Required work:
Output only the lines that run from the line holding "Read out every word on this page." to the end of the data below, including both ends, without any pictures.

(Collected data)
=====

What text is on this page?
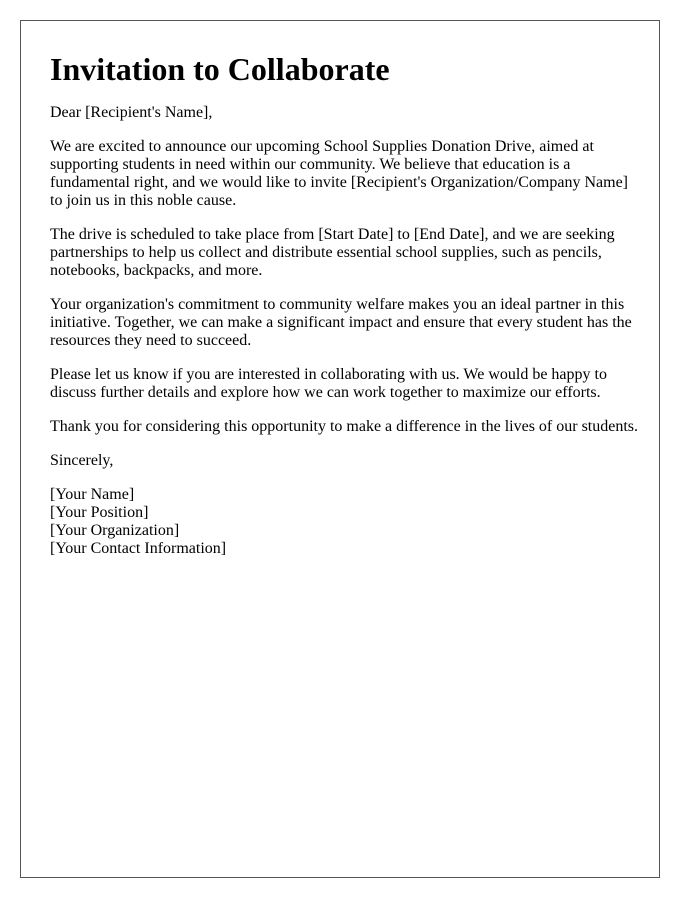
Invitation to Collaborate

Dear [Recipient's Name],

We are excited to announce our upcoming School Supplies Donation Drive, aimed at supporting students in need within our community. We believe that education is a fundamental right, and we would like to invite [Recipient's Organization/Company Name] to join us in this noble cause.

The drive is scheduled to take place from [Start Date] to [End Date], and we are seeking partnerships to help us collect and distribute essential school supplies, such as pencils, notebooks, backpacks, and more.

Your organization's commitment to community welfare makes you an ideal partner in this initiative. Together, we can make a significant impact and ensure that every student has the resources they need to succeed.

Please let us know if you are interested in collaborating with us. We would be happy to discuss further details and explore how we can work together to maximize our efforts.

Thank you for considering this opportunity to make a difference in the lives of our students.

Sincerely,

[Your Name]

[Your Position]

[Your Organization]

[Your Contact Information]
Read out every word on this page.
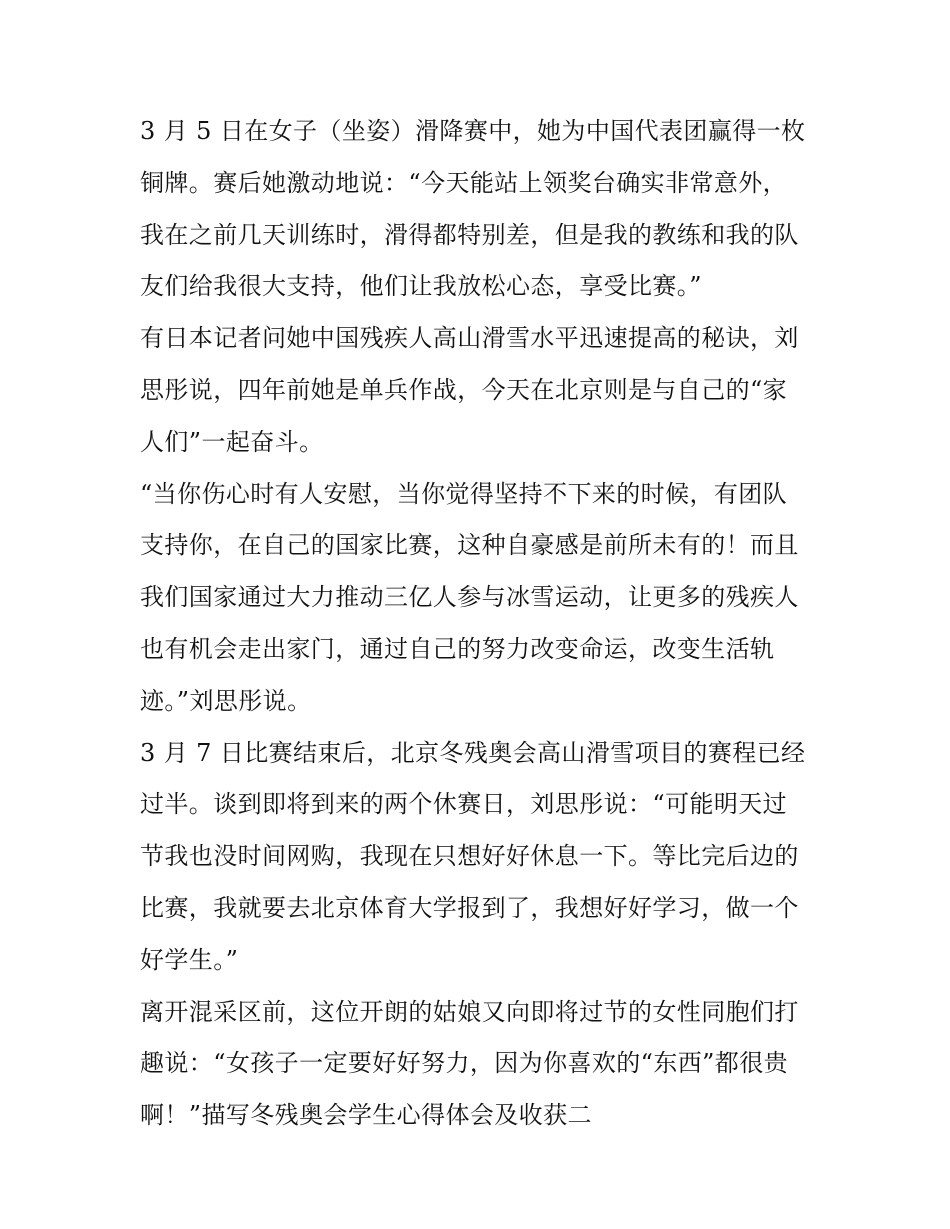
3 月 5 日在女子（坐姿）滑降赛中，她为中国代表团赢得一枚
铜牌。赛后她激动地说：“今天能站上领奖台确实非常意外，
我在之前几天训练时，滑得都特别差，但是我的教练和我的队
友们给我很大支持，他们让我放松心态，享受比赛。”
有日本记者问她中国残疾人高山滑雪水平迅速提高的秘诀，刘
思彤说，四年前她是单兵作战，今天在北京则是与自己的“家
人们”一起奋斗。
“当你伤心时有人安慰，当你觉得坚持不下来的时候，有团队
支持你，在自己的国家比赛，这种自豪感是前所未有的！而且
我们国家通过大力推动三亿人参与冰雪运动，让更多的残疾人
也有机会走出家门，通过自己的努力改变命运，改变生活轨
迹。”刘思彤说。
3 月 7 日比赛结束后，北京冬残奥会高山滑雪项目的赛程已经
过半。谈到即将到来的两个休赛日，刘思彤说：“可能明天过
节我也没时间网购，我现在只想好好休息一下。等比完后边的
比赛，我就要去北京体育大学报到了，我想好好学习，做一个
好学生。”
离开混采区前，这位开朗的姑娘又向即将过节的女性同胞们打
趣说：“女孩子一定要好好努力，因为你喜欢的“东西”都很贵
啊！”描写冬残奥会学生心得体会及收获二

=====

The reply:
Read out every word on this page.
3 月 5 日在女子（坐姿）滑降赛中，她为中国代表团赢得一枚
铜牌。赛后她激动地说：“今天能站上领奖台确实非常意外，
我在之前几天训练时，滑得都特别差，但是我的教练和我的队
友们给我很大支持，他们让我放松心态，享受比赛。”
有日本记者问她中国残疾人高山滑雪水平迅速提高的秘诀，刘
思彤说，四年前她是单兵作战，今天在北京则是与自己的“家
人们”一起奋斗。
“当你伤心时有人安慰，当你觉得坚持不下来的时候，有团队
支持你，在自己的国家比赛，这种自豪感是前所未有的！而且
我们国家通过大力推动三亿人参与冰雪运动，让更多的残疾人
也有机会走出家门，通过自己的努力改变命运，改变生活轨
迹。”刘思彤说。
3 月 7 日比赛结束后，北京冬残奥会高山滑雪项目的赛程已经
过半。谈到即将到来的两个休赛日，刘思彤说：“可能明天过
节我也没时间网购，我现在只想好好休息一下。等比完后边的
比赛，我就要去北京体育大学报到了，我想好好学习，做一个
好学生。”
离开混采区前，这位开朗的姑娘又向即将过节的女性同胞们打
趣说：“女孩子一定要好好努力，因为你喜欢的“东西”都很贵
啊！”描写冬残奥会学生心得体会及收获二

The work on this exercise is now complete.